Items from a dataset
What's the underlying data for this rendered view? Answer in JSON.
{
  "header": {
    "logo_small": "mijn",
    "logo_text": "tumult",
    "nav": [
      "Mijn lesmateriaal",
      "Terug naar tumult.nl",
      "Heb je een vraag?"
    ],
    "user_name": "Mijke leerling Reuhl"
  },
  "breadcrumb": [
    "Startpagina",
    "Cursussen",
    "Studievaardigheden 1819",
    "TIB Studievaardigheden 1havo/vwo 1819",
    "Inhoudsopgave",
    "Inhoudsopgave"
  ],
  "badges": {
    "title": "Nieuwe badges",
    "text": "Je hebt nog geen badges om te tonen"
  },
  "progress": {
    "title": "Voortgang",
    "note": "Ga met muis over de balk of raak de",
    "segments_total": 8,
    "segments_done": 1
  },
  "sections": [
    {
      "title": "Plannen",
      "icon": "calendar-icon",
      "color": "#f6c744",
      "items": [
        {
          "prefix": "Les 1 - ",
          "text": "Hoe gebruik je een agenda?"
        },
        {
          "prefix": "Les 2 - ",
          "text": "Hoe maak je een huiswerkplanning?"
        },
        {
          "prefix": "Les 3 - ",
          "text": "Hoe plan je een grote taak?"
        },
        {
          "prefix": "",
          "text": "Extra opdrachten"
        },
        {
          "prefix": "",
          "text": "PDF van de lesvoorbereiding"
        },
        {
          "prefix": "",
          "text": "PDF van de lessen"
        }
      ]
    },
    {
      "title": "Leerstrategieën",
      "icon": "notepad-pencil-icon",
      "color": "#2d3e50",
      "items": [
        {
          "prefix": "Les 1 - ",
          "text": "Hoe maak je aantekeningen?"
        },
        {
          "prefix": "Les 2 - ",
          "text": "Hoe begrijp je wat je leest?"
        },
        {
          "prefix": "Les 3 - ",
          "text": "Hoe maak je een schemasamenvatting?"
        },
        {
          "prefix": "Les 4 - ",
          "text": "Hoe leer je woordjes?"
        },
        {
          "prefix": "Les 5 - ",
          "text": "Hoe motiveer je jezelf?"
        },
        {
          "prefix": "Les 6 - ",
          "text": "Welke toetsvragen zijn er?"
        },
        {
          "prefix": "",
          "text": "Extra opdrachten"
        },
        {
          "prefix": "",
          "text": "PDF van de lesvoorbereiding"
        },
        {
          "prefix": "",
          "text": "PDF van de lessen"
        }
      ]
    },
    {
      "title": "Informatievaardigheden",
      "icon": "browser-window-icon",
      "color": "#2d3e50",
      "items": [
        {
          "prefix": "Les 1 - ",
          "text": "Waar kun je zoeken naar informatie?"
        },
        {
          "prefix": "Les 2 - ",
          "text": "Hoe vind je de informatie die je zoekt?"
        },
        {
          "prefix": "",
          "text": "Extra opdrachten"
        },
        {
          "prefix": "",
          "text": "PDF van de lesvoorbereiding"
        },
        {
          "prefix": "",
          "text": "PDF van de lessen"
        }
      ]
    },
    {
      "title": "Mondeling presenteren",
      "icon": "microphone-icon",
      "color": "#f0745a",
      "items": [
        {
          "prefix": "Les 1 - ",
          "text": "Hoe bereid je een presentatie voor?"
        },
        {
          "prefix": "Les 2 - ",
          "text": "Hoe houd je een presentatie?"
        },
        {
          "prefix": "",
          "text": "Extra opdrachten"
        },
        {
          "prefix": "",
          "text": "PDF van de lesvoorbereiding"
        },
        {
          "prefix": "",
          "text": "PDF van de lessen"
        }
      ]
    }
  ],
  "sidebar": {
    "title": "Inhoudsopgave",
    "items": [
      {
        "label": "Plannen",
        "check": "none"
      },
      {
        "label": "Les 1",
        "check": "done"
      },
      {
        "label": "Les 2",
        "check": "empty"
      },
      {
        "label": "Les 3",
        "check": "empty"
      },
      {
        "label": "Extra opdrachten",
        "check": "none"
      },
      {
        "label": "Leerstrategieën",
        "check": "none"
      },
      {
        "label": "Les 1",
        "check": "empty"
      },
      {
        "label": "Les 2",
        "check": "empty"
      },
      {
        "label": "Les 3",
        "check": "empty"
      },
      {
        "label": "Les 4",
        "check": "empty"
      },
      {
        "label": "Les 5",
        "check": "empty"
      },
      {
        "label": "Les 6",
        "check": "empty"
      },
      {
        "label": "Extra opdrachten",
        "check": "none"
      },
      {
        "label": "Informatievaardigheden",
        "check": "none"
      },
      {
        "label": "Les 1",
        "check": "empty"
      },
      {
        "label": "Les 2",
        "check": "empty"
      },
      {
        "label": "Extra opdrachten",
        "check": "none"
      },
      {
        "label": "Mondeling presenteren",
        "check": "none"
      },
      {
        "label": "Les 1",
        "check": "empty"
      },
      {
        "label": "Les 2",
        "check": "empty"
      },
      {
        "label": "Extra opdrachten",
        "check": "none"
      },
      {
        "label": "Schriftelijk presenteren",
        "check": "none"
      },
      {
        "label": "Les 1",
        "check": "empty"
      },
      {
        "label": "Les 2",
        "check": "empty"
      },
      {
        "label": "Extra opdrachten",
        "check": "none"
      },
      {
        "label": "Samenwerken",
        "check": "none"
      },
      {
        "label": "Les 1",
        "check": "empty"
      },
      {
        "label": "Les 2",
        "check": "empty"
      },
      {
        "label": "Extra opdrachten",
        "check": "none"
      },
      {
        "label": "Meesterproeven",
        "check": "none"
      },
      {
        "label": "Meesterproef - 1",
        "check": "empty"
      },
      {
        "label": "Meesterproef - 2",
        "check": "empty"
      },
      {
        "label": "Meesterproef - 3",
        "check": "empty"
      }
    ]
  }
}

The request »
Which lines in the records above contain the string "Inhoudsopgave"? Copy each one.

Answer below »
    "Inhoudsopgave",
    "Inhoudsopgave"
    "title": "Inhoudsopgave",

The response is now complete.